Фрагмент документа →

Поэтесса Мари (Фото «Литературной гостиной»)
Поэтесса Мари (Фото «Литературной гостиной»)

Анжелика Салтанова выступила с “народной поэзией” о судьбе детей из неблагополучных семей: “Разлад и ругань”. Обречён ли ребёнок маргиналов, родившийся на “дне жизни”, спиться и утопить себя в разврате? Дочерям низких родителей, словами Достоевского, грозит “разложение, гибель, разврат, венерические больницы”. Тема социальной нищеты и развращённости — у Достоевского ведущая. Он винит нищету и безверие в разрушении нравственности и совращении детства: “Там детям нельзя оставаться детьми. Там семилетний развратен и вор.”

Но Анжелика Салтанова оптимистична и подкрепляет свою веру в человека библейскими мотивами: её героиня Ева находит “дружка” Адама, а их полуживотное существование и страсти — это начальный этап до пробуждения сознания. Далее следует “изгнание из рая” — предательство от пошляка ”Адама”: “Две полоски. Бывший Адам пожелал ни пера и ни пуха”. Сломил ли Еву разврат, “одурманивающий ум и окаменяющий сердце”? Нисколько. Она пережила разврат, как болезнь, и сбросила его струпья, как коросту: “Ева другая, не станет такой, как прежде”. В финале Анжелика изображает свою Еву Мадонной с младенцем, который символизирует её духовное очищение: “Сын светит ярче любого солнца”. И снова — мотив солнца. Не правда ли, острейшая нужда в солнце приходит в час самого густого мрака?

Анжелика Салтанова действительно выступила “поэтической дочерью Достоевского” и развила проблему разврата и в стихотворении “Девочка”: “Вино, виски и самый крепкий “Винстон”. Как и её “литературный отец”, Анжелика опечалена, что “дно жизни” обесчеловечивает человека: “Люди — глупей дворняг”. Обитатели этого “дна” — подонки — уподобляются беспородным псам. Мотив декадентства, упадка, как у Бунина в “Чистом понедельнике”: “Говорила: люди — глупей дворняг; говорила: хочется в монастырь.” Увы, но монастырь не спасёт того, у кого нет веры. Вывод ожидаем: счастья на “дне” не обрести.
Разврату Анжелика противопоставляет крепкую семью и счастливое детство любимых детей. Старость в обстановке тепла и любви не приносит отчаянья, и любимые незабываемы: “Старость запрыгнет котёнком”.

Анжелика Салтанова (Фото из свободного доступа, источник: rospisatel)
Анжелика Салтанова (Фото из свободного доступа, источник: rospisatel)

Что нужно сделать →
1. Перескажите кратко, в виде списка, абзац текста о поэзии Анжелики Салтановой, который начинается словами «Анжелика Салтанова действительно выступила». Сохраните его главные факты.
2. Перепишите слово в слово отрывок из текста о поэзии Анжелики Салтановой. Начните со слов «Но Анжелика Салтанова» и закончите словами «самого густого мрака?».

Извлечённые данные →

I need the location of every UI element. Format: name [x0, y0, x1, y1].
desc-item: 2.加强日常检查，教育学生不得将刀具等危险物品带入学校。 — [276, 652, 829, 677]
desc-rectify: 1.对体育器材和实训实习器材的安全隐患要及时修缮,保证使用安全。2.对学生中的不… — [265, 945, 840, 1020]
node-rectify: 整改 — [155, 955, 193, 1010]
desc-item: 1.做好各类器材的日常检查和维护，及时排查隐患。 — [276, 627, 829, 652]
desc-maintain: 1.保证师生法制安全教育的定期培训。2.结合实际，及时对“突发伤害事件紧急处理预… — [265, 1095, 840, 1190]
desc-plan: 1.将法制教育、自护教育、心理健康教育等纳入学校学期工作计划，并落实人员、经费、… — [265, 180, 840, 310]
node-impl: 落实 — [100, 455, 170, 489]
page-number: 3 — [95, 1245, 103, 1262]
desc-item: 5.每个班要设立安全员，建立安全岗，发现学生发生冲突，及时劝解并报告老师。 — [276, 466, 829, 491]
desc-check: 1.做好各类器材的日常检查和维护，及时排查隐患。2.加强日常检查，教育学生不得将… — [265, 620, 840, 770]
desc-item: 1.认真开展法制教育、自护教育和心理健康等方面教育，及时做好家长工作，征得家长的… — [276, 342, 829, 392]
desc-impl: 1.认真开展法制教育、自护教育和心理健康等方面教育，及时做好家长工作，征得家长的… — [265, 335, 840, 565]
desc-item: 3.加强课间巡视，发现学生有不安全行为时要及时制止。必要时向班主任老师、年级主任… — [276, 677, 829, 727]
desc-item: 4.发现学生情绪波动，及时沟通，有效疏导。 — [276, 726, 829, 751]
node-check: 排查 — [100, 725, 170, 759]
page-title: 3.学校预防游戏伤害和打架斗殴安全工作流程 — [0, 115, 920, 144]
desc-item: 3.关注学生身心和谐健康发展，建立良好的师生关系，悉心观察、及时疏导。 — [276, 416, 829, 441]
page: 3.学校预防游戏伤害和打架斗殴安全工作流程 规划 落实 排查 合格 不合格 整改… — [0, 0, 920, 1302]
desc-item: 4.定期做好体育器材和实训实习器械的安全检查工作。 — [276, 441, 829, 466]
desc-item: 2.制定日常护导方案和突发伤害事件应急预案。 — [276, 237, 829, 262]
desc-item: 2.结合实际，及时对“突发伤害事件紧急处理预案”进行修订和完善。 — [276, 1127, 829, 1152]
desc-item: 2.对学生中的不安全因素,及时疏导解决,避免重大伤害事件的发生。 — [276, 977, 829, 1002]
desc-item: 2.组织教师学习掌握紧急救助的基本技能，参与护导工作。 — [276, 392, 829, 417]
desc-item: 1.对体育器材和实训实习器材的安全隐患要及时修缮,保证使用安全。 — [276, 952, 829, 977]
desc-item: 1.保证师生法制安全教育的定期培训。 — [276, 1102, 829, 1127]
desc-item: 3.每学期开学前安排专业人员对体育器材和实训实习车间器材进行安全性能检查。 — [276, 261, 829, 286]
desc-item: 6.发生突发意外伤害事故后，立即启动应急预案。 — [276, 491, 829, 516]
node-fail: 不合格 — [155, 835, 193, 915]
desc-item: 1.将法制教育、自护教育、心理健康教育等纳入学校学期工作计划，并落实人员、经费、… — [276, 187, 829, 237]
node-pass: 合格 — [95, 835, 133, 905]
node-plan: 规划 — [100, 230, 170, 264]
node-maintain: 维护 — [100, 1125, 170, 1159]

Ответы к заданиям →
1.
- В стихотворении «Девочка» Анжелика Салтанова как «поэтическая дочь Достоевского» развивает тему разврата: «Вино, виски и самый крепкий „Винстон“».
- Как и Достоевского, её печалит, что «дно жизни» обесчеловечивает человека: «Люди — глупей дворняг». Обитатели «дна» уподобляются беспородным псам.
- Мотив декадентства и упадка сближает стихотворение с «Чистым понедельником» Бунина.
- Монастырь не спасёт того, у кого нет веры.
- Вывод: счастья на «дне» не обрести.

2.
Но Анжелика Салтанова оптимистична и подкрепляет свою веру в человека библейскими мотивами: её героиня Ева находит “дружка” Адама, а их полуживотное существование и страсти — это начальный этап до пробуждения сознания. Далее следует “изгнание из рая” — предательство от пошляка ”Адама”: “Две полоски. Бывший Адам пожелал ни пера и ни пуха”. Сломил ли Еву разврат, “одурманивающий ум и окаменяющий сердце”? Нисколько. Она пережила разврат, как болезнь, и сбросила его струпья, как коросту: “Ева другая, не станет такой, как прежде”. В финале Анжелика изображает свою Еву Мадонной с младенцем, который символизирует её духовное очищение: “Сын светит ярче любого солнца”. И снова — мотив солнца. Не правда ли, острейшая нужда в солнце приходит в час самого густого мрака?